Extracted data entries
────

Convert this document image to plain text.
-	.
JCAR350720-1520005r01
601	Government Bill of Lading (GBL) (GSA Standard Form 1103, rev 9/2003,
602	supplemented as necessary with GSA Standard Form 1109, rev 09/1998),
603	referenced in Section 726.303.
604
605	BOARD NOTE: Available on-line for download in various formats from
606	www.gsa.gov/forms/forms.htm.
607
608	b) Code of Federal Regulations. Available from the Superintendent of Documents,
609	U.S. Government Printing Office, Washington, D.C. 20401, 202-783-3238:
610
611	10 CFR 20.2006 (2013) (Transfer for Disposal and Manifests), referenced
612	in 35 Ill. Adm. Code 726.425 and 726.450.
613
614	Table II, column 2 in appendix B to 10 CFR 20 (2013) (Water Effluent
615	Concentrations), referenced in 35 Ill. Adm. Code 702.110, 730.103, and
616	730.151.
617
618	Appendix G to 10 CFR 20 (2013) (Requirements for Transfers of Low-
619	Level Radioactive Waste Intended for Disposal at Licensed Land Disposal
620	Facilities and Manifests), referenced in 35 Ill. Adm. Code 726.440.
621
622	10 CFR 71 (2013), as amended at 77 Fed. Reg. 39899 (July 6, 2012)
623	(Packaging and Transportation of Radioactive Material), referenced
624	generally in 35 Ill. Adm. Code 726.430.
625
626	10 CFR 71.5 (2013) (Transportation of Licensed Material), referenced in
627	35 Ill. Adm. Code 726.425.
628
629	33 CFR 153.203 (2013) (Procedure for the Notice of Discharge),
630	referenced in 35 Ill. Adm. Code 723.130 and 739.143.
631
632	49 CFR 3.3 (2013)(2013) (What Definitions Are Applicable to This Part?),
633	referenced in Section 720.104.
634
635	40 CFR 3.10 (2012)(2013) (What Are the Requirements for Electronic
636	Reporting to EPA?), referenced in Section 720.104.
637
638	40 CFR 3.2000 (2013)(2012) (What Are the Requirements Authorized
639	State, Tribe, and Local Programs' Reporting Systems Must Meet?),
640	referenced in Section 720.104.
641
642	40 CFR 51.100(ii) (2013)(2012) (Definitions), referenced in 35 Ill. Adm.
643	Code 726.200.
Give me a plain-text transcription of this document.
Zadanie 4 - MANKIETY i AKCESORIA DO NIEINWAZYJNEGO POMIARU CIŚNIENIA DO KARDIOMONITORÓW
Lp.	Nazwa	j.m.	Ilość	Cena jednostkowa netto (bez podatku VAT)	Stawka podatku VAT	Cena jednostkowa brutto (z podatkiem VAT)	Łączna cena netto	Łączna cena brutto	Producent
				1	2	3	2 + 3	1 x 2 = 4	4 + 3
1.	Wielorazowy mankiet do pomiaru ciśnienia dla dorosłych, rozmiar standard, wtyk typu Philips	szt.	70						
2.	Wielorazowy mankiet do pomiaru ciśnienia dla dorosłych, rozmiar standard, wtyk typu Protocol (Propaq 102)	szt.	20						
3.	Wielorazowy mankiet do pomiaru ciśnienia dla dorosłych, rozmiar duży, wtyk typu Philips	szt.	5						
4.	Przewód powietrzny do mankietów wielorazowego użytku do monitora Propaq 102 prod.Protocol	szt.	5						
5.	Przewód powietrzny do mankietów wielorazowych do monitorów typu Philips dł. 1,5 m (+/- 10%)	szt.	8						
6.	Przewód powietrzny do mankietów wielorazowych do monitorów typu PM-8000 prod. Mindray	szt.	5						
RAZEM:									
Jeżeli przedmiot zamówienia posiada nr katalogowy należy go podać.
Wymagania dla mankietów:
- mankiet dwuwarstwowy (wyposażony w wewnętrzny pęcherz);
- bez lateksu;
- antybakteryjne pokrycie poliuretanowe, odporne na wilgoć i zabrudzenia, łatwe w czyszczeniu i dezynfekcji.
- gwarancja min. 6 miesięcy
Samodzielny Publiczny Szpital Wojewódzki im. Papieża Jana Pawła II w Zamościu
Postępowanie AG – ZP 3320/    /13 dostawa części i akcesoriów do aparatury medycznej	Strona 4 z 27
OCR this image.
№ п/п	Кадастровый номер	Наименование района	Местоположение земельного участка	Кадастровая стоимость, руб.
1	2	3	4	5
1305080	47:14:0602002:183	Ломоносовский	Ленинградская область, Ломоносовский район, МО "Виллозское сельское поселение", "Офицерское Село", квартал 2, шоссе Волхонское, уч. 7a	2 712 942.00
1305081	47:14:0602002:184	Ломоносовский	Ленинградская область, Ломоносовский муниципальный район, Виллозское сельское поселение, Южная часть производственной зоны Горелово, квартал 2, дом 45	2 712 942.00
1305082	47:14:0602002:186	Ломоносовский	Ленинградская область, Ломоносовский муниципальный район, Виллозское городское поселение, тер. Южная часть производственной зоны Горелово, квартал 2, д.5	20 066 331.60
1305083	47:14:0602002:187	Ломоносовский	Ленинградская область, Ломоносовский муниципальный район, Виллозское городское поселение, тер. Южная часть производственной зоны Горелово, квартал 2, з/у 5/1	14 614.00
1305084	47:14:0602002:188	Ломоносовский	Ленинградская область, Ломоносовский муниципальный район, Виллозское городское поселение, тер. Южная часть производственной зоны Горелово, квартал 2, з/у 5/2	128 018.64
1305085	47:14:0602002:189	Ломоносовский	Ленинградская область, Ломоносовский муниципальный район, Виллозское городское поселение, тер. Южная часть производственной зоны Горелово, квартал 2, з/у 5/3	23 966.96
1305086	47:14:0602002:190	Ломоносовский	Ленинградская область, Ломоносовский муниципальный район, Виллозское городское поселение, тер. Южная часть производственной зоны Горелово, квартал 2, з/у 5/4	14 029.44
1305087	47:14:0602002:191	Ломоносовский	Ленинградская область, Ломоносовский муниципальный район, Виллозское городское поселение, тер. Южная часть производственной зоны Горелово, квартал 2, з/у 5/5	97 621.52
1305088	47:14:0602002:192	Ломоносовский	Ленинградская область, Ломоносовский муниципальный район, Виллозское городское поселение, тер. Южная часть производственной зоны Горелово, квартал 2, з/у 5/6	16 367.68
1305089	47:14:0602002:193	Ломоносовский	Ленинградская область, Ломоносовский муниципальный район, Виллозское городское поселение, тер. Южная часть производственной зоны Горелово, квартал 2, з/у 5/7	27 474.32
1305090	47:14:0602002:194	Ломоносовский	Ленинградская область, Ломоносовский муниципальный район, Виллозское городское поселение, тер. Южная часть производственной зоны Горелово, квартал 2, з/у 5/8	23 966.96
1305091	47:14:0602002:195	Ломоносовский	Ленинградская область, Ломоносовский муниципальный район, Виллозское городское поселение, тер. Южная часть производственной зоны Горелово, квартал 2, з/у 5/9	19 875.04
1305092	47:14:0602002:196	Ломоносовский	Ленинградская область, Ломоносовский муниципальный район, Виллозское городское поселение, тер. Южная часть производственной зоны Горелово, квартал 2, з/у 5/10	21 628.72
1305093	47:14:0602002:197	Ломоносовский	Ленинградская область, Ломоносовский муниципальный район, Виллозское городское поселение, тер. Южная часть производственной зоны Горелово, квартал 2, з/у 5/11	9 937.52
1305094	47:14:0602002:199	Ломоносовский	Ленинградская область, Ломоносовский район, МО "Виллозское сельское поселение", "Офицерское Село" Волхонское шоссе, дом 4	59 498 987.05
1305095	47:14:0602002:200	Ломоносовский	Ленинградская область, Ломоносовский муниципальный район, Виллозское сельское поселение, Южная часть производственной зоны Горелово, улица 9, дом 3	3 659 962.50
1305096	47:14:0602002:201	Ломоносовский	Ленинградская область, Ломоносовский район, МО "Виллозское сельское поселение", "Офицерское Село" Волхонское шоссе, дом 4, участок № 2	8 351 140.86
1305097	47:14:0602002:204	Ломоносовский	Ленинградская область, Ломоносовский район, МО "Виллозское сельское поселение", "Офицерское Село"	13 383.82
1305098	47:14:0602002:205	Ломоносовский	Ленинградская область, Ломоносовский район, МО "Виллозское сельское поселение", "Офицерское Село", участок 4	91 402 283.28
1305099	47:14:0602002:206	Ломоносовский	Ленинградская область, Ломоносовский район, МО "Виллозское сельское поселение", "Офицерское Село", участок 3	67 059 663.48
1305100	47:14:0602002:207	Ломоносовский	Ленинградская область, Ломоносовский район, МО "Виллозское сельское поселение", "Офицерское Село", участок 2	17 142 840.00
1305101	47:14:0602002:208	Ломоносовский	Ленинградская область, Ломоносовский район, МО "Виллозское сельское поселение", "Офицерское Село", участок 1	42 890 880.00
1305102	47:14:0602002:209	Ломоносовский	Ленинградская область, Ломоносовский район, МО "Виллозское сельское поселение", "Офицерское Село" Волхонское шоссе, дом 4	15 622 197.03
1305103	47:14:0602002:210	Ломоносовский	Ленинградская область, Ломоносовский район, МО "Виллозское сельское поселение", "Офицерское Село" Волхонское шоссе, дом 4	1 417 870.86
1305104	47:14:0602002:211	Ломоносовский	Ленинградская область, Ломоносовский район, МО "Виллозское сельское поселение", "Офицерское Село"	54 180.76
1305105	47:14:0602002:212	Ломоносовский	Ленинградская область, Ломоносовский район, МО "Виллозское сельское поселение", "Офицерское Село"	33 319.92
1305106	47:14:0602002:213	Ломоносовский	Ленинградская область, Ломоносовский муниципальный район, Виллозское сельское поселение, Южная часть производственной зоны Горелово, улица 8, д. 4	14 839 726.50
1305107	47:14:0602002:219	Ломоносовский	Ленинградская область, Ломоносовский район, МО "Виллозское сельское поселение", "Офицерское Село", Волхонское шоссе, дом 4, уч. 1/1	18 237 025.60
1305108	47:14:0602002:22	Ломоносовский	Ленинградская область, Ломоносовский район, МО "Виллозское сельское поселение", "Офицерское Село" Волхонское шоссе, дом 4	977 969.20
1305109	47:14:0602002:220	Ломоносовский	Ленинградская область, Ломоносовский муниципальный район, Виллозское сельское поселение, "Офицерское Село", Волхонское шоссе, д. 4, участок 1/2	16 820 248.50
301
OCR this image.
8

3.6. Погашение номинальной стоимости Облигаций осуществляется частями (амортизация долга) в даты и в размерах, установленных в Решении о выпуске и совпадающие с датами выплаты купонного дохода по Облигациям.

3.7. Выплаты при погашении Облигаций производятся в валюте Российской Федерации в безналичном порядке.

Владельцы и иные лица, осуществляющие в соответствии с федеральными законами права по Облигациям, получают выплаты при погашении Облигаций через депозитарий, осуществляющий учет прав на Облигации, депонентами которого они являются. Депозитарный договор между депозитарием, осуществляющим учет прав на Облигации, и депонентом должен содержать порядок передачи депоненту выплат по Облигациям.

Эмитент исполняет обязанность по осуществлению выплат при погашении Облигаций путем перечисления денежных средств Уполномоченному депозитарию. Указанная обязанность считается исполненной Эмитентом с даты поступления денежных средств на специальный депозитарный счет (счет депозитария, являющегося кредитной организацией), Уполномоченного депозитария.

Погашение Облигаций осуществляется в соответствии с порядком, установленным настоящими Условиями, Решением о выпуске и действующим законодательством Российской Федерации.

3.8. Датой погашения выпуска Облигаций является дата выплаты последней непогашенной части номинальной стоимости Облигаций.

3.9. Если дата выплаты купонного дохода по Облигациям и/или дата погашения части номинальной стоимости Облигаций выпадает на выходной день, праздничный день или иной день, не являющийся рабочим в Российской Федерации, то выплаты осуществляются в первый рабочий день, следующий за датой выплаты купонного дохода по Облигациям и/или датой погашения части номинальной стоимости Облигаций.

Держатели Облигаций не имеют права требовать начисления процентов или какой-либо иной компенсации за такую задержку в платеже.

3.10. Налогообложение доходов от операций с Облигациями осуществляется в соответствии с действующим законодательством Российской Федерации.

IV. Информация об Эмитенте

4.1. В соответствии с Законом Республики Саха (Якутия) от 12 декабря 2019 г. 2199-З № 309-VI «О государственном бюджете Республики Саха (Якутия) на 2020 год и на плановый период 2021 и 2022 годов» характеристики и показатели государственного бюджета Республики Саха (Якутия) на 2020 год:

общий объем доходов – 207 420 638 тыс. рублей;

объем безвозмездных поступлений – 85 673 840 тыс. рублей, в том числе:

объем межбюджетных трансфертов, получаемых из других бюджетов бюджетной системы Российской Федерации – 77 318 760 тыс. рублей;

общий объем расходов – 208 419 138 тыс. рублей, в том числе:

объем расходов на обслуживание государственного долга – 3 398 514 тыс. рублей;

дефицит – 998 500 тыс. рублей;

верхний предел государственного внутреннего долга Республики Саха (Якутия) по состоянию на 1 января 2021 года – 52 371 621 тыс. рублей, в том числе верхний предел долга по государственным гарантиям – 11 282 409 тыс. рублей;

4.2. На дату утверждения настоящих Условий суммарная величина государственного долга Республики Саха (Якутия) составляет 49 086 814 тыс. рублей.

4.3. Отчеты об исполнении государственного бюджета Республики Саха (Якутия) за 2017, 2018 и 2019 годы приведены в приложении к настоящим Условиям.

────

**Work to do**:
For each line above that contains the word "Transportation", copy that line.

**The result**:
623	(Packaging and Transportation of Radioactive Material), referenced
626	10 CFR 71.5 (2013) (Transportation of Licensed Material), referenced in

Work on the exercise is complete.